-- BEGIN --
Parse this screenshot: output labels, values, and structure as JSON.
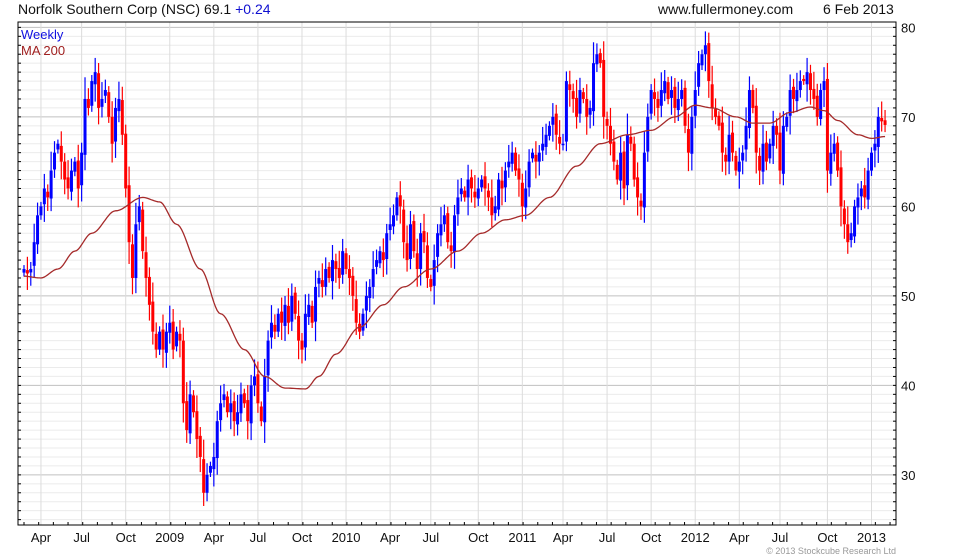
{
  "header": {
    "title": "Norfolk Southern Corp (NSC) 69.1",
    "change": "+0.24",
    "site": "www.fullermoney.com",
    "date": "6 Feb 2013"
  },
  "footer": {
    "copyright": "© 2013 Stockcube Research Ltd"
  },
  "colors": {
    "up": "#0000ff",
    "down": "#ff0000",
    "ma": "#a52a2a",
    "grid_minor": "#ebebeb",
    "grid_major": "#c0c0c0",
    "grid_vertical": "#dcdcdc"
  },
  "chart_data": {
    "type": "candlestick",
    "title": "Norfolk Southern Corp (NSC) 69.1 +0.24",
    "legend": [
      "Weekly",
      "MA 200"
    ],
    "legend_position": "top-left",
    "ylim": [
      24.4,
      80.6
    ],
    "y_ticks": [
      30,
      40,
      50,
      60,
      70,
      80
    ],
    "x_ticks": [
      {
        "label": "Apr",
        "week": 5
      },
      {
        "label": "Jul",
        "week": 17
      },
      {
        "label": "Oct",
        "week": 30
      },
      {
        "label": "2009",
        "week": 43
      },
      {
        "label": "Apr",
        "week": 56
      },
      {
        "label": "Jul",
        "week": 69
      },
      {
        "label": "Oct",
        "week": 82
      },
      {
        "label": "2010",
        "week": 95
      },
      {
        "label": "Apr",
        "week": 108
      },
      {
        "label": "Jul",
        "week": 120
      },
      {
        "label": "Oct",
        "week": 134
      },
      {
        "label": "2011",
        "week": 147
      },
      {
        "label": "Apr",
        "week": 159
      },
      {
        "label": "Jul",
        "week": 172
      },
      {
        "label": "Oct",
        "week": 185
      },
      {
        "label": "2012",
        "week": 198
      },
      {
        "label": "Apr",
        "week": 211
      },
      {
        "label": "Jul",
        "week": 223
      },
      {
        "label": "Oct",
        "week": 237
      },
      {
        "label": "2013",
        "week": 250
      }
    ],
    "weekly_close": [
      53,
      52.5,
      53,
      56,
      59,
      60,
      62,
      61,
      64,
      66,
      67,
      65,
      63,
      62,
      64,
      65,
      62,
      66,
      72,
      71,
      74,
      75,
      71,
      72,
      73,
      70,
      67,
      71,
      72,
      68,
      62,
      56,
      52,
      58,
      60,
      55,
      52,
      49,
      46,
      44,
      46,
      44,
      46,
      47,
      44,
      46,
      45,
      38,
      35,
      39,
      37,
      34,
      32,
      28,
      30,
      31,
      32,
      36,
      38,
      39,
      37,
      38,
      36,
      37,
      39,
      38,
      36,
      40,
      41,
      38,
      36,
      41,
      45,
      47,
      46,
      48,
      47,
      49,
      47,
      50,
      48,
      45,
      44,
      48,
      49,
      47,
      51,
      52,
      51,
      53,
      52,
      54,
      53,
      52,
      55,
      53,
      52,
      50,
      47,
      46,
      48,
      50,
      51,
      53,
      54,
      55,
      54,
      57,
      58,
      59,
      61,
      60,
      56,
      54,
      58,
      55,
      53,
      57,
      56,
      52,
      51,
      54,
      57,
      58,
      59,
      56,
      55,
      59,
      61,
      62,
      61,
      63,
      62,
      61,
      62,
      63,
      62,
      61,
      59,
      60,
      63,
      62,
      64,
      65,
      66,
      64,
      63,
      60,
      62,
      65,
      66,
      65,
      66,
      67,
      68,
      69,
      70,
      68,
      67,
      67,
      74,
      73,
      72,
      70,
      73,
      72,
      70,
      71,
      76,
      77,
      76,
      70,
      69,
      67,
      65,
      63,
      66,
      62,
      68,
      67,
      63,
      61,
      60,
      66,
      70,
      73,
      72,
      71,
      73,
      74,
      72,
      73,
      71,
      72,
      73,
      69,
      66,
      70,
      73,
      76,
      77,
      78,
      74,
      71,
      70,
      69,
      66,
      65,
      68,
      66,
      64,
      65,
      66,
      69,
      73,
      71,
      66,
      64,
      67,
      65,
      67,
      69,
      68,
      64,
      69,
      70,
      73,
      72,
      73,
      74,
      74,
      75,
      73,
      72,
      70,
      73,
      74,
      64,
      66,
      67,
      64,
      60,
      58,
      56,
      57,
      60,
      61,
      62,
      61,
      64,
      66,
      67,
      70,
      69.5,
      69.1
    ],
    "ma200": [
      [
        0,
        52.2
      ],
      [
        5,
        52
      ],
      [
        10,
        53
      ],
      [
        15,
        55
      ],
      [
        20,
        57
      ],
      [
        27,
        59.5
      ],
      [
        35,
        61
      ],
      [
        40,
        60.5
      ],
      [
        45,
        58
      ],
      [
        52,
        53
      ],
      [
        58,
        48
      ],
      [
        65,
        44
      ],
      [
        71,
        41
      ],
      [
        77,
        39.7
      ],
      [
        83,
        39.6
      ],
      [
        87,
        41
      ],
      [
        92,
        43.5
      ],
      [
        99,
        46.5
      ],
      [
        106,
        49
      ],
      [
        112,
        51
      ],
      [
        120,
        53
      ],
      [
        128,
        55
      ],
      [
        135,
        57
      ],
      [
        142,
        58.5
      ],
      [
        148,
        59
      ],
      [
        155,
        61
      ],
      [
        163,
        64.5
      ],
      [
        170,
        67
      ],
      [
        178,
        68
      ],
      [
        185,
        68.5
      ],
      [
        192,
        70
      ],
      [
        198,
        71.3
      ],
      [
        203,
        71
      ],
      [
        210,
        70
      ],
      [
        215,
        69.3
      ],
      [
        220,
        69.3
      ],
      [
        226,
        70.5
      ],
      [
        232,
        71.1
      ],
      [
        236,
        70.7
      ],
      [
        240,
        69.6
      ],
      [
        246,
        68
      ],
      [
        250,
        67.6
      ],
      [
        254,
        67.8
      ]
    ]
  }
}
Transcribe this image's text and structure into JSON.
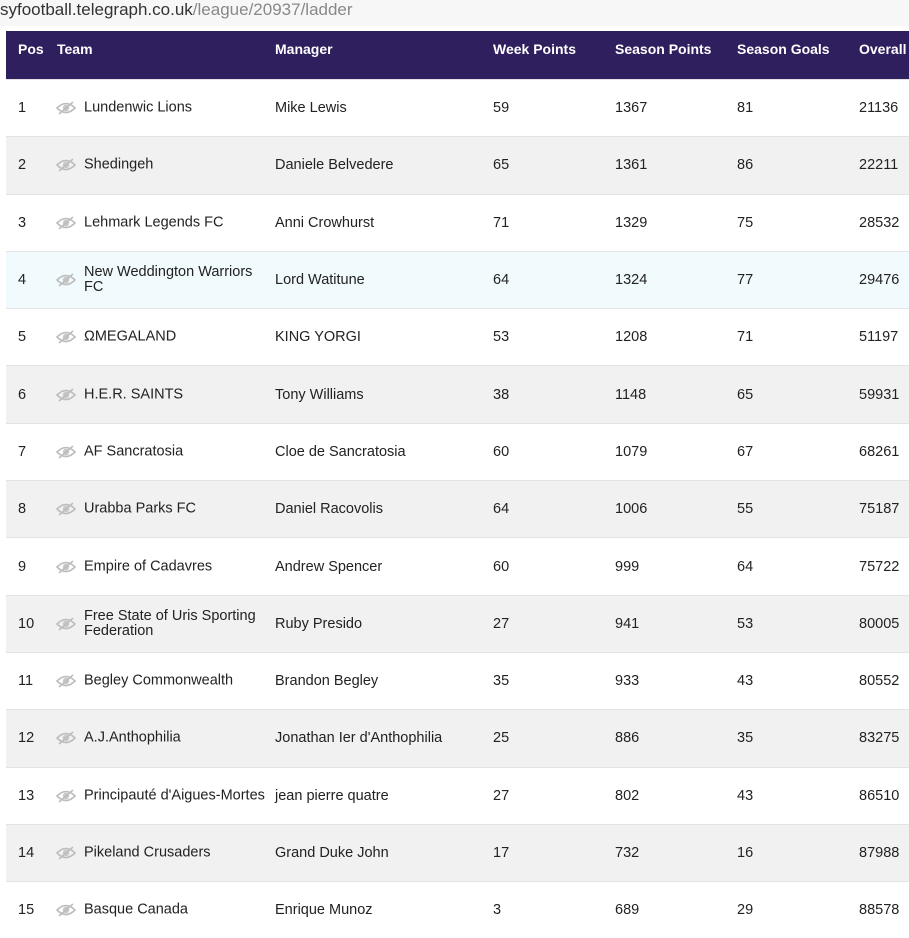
{
  "url": {
    "host": "syfootball.telegraph.co.uk",
    "path": "/league/20937/ladder"
  },
  "headers": {
    "pos": "Pos",
    "team": "Team",
    "manager": "Manager",
    "week": "Week Points",
    "season": "Season Points",
    "goals": "Season Goals",
    "overall": "Overall"
  },
  "rows": [
    {
      "pos": "1",
      "team": "Lundenwic Lions",
      "manager": "Mike Lewis",
      "week": "59",
      "season": "1367",
      "goals": "81",
      "overall": "21136"
    },
    {
      "pos": "2",
      "team": "Shedingeh",
      "manager": "Daniele Belvedere",
      "week": "65",
      "season": "1361",
      "goals": "86",
      "overall": "22211"
    },
    {
      "pos": "3",
      "team": "Lehmark Legends FC",
      "manager": "Anni Crowhurst",
      "week": "71",
      "season": "1329",
      "goals": "75",
      "overall": "28532"
    },
    {
      "pos": "4",
      "team": "New Weddington Warriors FC",
      "manager": "Lord Watitune",
      "week": "64",
      "season": "1324",
      "goals": "77",
      "overall": "29476"
    },
    {
      "pos": "5",
      "team": "ΩMEGALAND",
      "manager": "KING YORGI",
      "week": "53",
      "season": "1208",
      "goals": "71",
      "overall": "51197"
    },
    {
      "pos": "6",
      "team": "H.E.R. SAINTS",
      "manager": "Tony Williams",
      "week": "38",
      "season": "1148",
      "goals": "65",
      "overall": "59931"
    },
    {
      "pos": "7",
      "team": "AF Sancratosia",
      "manager": "Cloe de Sancratosia",
      "week": "60",
      "season": "1079",
      "goals": "67",
      "overall": "68261"
    },
    {
      "pos": "8",
      "team": "Urabba Parks FC",
      "manager": "Daniel Racovolis",
      "week": "64",
      "season": "1006",
      "goals": "55",
      "overall": "75187"
    },
    {
      "pos": "9",
      "team": "Empire of Cadavres",
      "manager": "Andrew Spencer",
      "week": "60",
      "season": "999",
      "goals": "64",
      "overall": "75722"
    },
    {
      "pos": "10",
      "team": "Free State of Uris Sporting Federation",
      "manager": "Ruby Presido",
      "week": "27",
      "season": "941",
      "goals": "53",
      "overall": "80005"
    },
    {
      "pos": "11",
      "team": "Begley Commonwealth",
      "manager": "Brandon Begley",
      "week": "35",
      "season": "933",
      "goals": "43",
      "overall": "80552"
    },
    {
      "pos": "12",
      "team": "A.J.Anthophilia",
      "manager": "Jonathan Ier d'Anthophilia",
      "week": "25",
      "season": "886",
      "goals": "35",
      "overall": "83275"
    },
    {
      "pos": "13",
      "team": "Principauté d'Aigues-Mortes",
      "manager": "jean pierre quatre",
      "week": "27",
      "season": "802",
      "goals": "43",
      "overall": "86510"
    },
    {
      "pos": "14",
      "team": "Pikeland Crusaders",
      "manager": "Grand Duke John",
      "week": "17",
      "season": "732",
      "goals": "16",
      "overall": "87988"
    },
    {
      "pos": "15",
      "team": "Basque Canada",
      "manager": "Enrique Munoz",
      "week": "3",
      "season": "689",
      "goals": "29",
      "overall": "88578"
    }
  ],
  "icons": {
    "row_icon": "hidden-eye-icon"
  },
  "colors": {
    "header_bg": "#2f1f5e",
    "alt_row": "#f1f1f1",
    "highlight_row": "#f1fafd"
  },
  "highlighted_row": 4
}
-- END --
## Your instructions
Search the listing for the word "Begley" and return each line that holds it.

## Response
      "team": "Begley Commonwealth",
      "manager": "Brandon Begley",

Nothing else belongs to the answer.